## TO DO
Wherever the string "Android" appears, copy the whole line.
Start of DATA PROVIDED
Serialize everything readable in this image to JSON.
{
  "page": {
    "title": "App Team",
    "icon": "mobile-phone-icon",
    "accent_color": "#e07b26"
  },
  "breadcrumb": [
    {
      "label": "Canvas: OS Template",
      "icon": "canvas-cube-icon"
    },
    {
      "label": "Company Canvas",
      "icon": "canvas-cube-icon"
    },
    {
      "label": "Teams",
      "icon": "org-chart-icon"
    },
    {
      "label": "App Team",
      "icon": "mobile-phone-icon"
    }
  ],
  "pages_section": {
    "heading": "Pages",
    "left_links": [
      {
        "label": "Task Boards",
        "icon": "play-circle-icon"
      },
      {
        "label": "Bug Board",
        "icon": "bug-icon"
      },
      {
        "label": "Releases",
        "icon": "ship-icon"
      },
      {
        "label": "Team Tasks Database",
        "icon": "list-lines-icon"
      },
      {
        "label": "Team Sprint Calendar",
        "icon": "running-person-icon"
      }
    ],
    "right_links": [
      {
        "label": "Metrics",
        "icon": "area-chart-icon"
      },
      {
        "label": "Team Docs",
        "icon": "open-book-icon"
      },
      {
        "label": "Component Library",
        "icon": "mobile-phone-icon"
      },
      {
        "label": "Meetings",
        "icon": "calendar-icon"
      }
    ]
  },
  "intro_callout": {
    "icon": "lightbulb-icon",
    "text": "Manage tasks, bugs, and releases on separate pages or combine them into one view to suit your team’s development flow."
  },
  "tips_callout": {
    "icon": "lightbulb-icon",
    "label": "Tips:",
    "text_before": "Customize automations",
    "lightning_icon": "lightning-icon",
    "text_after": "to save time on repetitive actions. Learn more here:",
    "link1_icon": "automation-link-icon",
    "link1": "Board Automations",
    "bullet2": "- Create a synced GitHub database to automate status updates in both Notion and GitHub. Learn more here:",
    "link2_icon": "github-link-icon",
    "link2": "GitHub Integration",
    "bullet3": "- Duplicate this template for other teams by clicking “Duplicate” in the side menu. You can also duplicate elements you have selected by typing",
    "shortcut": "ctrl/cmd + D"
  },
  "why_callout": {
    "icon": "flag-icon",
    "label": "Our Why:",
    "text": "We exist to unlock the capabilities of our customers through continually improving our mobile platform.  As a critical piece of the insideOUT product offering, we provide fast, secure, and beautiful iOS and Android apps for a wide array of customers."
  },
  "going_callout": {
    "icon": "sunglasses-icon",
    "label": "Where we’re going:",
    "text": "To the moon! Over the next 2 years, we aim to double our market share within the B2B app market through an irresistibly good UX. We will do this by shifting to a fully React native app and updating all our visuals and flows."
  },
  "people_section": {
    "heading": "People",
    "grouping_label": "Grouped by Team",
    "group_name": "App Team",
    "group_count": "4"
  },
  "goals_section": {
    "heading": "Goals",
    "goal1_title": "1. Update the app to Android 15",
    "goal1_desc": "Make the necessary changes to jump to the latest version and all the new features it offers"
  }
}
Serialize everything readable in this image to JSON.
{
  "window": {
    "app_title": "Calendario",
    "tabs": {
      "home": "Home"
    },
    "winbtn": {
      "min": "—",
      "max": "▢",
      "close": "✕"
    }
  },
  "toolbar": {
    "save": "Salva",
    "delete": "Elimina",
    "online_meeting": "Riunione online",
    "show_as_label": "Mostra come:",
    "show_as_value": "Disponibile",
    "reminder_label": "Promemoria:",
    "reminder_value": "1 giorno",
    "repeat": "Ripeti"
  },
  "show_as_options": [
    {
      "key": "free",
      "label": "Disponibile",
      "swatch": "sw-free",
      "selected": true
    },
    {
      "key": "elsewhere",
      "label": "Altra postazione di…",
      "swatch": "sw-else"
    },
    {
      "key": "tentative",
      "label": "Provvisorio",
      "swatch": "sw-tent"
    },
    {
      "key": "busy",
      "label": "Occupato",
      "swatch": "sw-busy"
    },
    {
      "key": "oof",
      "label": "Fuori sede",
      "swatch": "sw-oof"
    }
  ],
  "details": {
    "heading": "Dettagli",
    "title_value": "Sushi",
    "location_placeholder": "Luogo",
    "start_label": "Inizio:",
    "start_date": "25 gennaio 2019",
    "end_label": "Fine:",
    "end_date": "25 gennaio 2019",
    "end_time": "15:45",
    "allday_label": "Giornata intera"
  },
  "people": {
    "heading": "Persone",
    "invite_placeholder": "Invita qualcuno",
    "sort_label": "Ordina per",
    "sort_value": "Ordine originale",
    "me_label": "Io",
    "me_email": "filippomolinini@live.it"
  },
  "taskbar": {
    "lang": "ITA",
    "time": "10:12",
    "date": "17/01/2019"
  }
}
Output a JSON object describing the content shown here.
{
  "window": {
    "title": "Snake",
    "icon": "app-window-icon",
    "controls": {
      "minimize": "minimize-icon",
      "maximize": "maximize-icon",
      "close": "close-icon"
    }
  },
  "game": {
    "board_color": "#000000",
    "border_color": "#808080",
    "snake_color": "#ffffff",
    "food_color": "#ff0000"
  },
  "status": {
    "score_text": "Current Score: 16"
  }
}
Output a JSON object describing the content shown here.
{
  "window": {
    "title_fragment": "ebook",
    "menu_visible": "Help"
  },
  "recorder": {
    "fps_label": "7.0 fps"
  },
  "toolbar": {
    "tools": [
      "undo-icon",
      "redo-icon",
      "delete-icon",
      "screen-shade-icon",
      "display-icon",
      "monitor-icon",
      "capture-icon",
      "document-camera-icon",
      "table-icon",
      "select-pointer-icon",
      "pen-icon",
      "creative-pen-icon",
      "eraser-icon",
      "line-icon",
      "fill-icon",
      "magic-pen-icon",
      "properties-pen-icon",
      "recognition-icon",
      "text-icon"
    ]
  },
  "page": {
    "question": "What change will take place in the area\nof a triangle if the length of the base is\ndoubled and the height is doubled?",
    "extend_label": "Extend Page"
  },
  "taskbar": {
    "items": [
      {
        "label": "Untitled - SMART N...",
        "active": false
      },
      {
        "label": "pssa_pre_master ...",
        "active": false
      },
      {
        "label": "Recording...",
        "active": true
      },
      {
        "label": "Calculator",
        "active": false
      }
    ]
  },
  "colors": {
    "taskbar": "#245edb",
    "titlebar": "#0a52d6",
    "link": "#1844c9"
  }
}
End of DATA PROVIDED
## COMPLETE ANSWER
    "text": "We exist to unlock the capabilities of our customers through continually improving our mobile platform.  As a critical piece of the insideOUT product offering, we provide fast, secure, and beautiful iOS and Android apps for a wide array of customers."
    "goal1_title": "1. Update the app to Android 15",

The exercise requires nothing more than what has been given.